> **Problem description**
Below are some entries. Copy each line that holds the string "Courtney".

Saved entries
## start

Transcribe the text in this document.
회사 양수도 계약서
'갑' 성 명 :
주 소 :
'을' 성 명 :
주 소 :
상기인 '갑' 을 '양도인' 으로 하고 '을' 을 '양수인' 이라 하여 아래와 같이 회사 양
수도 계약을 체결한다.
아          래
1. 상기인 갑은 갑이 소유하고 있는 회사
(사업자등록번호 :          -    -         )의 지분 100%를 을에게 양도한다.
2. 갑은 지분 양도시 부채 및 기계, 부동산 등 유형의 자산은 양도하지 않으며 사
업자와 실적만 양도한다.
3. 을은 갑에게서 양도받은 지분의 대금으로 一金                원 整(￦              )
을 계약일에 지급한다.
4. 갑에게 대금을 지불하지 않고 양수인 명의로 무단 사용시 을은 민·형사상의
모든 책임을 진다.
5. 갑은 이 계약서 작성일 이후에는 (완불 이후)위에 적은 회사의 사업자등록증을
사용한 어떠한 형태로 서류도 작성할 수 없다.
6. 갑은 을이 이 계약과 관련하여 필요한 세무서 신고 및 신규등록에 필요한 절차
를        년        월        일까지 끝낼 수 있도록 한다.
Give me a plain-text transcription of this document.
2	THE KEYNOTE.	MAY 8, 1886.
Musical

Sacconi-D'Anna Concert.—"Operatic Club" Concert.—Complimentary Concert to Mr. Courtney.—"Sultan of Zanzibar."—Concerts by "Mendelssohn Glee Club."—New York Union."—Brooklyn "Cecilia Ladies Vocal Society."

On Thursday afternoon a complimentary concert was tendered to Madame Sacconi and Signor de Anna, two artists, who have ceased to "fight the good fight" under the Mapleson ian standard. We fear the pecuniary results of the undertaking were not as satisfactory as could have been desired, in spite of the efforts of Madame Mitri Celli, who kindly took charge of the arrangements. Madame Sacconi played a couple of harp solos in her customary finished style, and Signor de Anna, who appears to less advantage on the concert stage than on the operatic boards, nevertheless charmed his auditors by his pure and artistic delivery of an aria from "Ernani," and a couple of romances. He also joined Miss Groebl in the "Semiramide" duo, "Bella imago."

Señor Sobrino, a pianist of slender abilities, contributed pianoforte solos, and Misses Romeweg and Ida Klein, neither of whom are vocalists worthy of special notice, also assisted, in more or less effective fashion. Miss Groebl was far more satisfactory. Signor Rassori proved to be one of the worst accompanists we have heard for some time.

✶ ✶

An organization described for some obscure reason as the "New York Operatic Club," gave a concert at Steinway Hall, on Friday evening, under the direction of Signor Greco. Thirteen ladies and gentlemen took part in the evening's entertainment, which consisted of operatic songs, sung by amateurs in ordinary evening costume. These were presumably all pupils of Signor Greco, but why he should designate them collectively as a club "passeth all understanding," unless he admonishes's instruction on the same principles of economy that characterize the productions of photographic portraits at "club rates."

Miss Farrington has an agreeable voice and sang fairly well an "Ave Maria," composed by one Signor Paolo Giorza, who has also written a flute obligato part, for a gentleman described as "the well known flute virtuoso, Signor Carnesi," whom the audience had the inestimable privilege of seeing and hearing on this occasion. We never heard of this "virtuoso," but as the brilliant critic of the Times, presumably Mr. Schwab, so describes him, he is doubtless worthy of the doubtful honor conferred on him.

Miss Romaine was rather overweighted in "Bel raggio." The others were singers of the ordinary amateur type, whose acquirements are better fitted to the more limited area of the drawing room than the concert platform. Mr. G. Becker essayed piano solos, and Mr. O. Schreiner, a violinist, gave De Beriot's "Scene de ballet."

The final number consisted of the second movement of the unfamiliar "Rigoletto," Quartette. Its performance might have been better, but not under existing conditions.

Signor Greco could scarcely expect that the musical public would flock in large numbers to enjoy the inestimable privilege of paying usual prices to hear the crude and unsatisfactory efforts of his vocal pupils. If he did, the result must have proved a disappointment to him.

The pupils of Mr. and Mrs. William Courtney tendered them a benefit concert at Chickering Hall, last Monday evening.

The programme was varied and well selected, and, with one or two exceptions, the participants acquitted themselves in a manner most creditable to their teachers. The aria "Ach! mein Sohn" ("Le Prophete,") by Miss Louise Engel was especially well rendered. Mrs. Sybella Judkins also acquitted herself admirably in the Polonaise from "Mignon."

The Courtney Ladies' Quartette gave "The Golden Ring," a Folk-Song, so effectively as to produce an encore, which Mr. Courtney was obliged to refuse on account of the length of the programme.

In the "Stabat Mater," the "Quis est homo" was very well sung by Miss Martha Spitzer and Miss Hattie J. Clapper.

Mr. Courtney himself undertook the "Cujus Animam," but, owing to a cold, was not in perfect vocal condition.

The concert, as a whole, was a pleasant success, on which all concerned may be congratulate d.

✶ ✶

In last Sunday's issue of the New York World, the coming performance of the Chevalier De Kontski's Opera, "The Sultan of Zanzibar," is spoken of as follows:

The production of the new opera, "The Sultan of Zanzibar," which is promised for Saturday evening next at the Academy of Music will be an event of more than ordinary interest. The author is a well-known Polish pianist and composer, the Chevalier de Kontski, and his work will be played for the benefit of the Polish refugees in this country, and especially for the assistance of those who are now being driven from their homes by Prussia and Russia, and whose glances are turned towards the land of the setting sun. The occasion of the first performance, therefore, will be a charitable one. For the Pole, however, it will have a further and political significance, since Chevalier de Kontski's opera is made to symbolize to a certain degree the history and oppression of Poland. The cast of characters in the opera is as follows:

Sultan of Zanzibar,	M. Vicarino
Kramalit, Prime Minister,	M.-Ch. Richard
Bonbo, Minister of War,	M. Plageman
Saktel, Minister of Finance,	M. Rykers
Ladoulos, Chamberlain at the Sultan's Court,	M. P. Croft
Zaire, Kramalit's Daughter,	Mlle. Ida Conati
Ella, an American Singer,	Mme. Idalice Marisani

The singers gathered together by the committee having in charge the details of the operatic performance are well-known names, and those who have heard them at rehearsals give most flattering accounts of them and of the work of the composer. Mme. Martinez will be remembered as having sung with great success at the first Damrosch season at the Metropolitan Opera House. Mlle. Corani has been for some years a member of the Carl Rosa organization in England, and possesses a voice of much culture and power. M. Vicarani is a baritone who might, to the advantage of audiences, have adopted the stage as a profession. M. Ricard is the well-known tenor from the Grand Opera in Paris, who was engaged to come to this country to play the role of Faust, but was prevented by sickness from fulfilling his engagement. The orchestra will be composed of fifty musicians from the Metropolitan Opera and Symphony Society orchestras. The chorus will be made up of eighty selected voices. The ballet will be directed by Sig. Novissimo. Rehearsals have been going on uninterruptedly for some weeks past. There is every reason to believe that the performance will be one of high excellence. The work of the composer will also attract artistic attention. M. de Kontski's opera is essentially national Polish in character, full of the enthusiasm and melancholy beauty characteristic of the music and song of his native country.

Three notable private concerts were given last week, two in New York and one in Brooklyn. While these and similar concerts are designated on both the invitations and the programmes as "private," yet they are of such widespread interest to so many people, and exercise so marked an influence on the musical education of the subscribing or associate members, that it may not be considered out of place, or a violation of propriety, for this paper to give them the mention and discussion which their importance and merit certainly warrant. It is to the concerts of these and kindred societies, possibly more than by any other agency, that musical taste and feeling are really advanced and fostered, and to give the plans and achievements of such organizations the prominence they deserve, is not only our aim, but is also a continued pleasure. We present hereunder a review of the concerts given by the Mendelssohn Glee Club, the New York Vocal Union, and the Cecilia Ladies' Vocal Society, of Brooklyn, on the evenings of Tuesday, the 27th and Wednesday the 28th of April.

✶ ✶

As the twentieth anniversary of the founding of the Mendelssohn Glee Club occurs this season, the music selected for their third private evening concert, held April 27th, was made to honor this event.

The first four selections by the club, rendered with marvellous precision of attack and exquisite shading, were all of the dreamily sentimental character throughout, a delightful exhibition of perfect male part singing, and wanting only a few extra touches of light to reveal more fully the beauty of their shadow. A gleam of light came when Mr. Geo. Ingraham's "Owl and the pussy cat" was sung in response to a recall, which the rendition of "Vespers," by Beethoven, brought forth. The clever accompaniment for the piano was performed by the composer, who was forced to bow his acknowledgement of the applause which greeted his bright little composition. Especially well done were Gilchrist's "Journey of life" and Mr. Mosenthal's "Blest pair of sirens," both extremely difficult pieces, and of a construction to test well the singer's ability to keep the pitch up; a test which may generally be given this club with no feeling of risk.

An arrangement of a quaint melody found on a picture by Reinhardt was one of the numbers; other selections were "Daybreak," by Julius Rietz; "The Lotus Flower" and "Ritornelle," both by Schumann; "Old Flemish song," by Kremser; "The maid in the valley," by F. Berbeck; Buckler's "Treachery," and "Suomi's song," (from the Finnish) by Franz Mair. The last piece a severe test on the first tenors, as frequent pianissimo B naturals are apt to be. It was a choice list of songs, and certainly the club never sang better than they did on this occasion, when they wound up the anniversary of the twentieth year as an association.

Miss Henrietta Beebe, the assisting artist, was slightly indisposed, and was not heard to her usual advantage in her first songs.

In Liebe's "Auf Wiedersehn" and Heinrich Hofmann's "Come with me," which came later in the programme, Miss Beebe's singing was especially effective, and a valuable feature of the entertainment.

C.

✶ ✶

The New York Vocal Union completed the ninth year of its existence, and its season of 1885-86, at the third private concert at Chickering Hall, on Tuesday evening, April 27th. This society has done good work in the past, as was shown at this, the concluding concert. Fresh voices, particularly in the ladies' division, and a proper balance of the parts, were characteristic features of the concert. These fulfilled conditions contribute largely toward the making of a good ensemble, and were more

## end

> **Written solution**
Sacconi-D'Anna Concert.—"Operatic Club" Concert.—Complimentary Concert to Mr. Courtney.—"Sultan of Zanzibar."—Concerts by "Mendelssohn Glee Club."—New York Union."—Brooklyn "Cecilia Ladies Vocal Society."
The pupils of Mr. and Mrs. William Courtney tendered them a benefit concert at Chickering Hall, last Monday evening.
The Courtney Ladies' Quartette gave "The Golden Ring," a Folk-Song, so effectively as to produce an encore, which Mr. Courtney was obliged to refuse on account of the length of the programme.
Mr. Courtney himself undertook the "Cujus Animam," but, owing to a cold, was not in perfect vocal condition.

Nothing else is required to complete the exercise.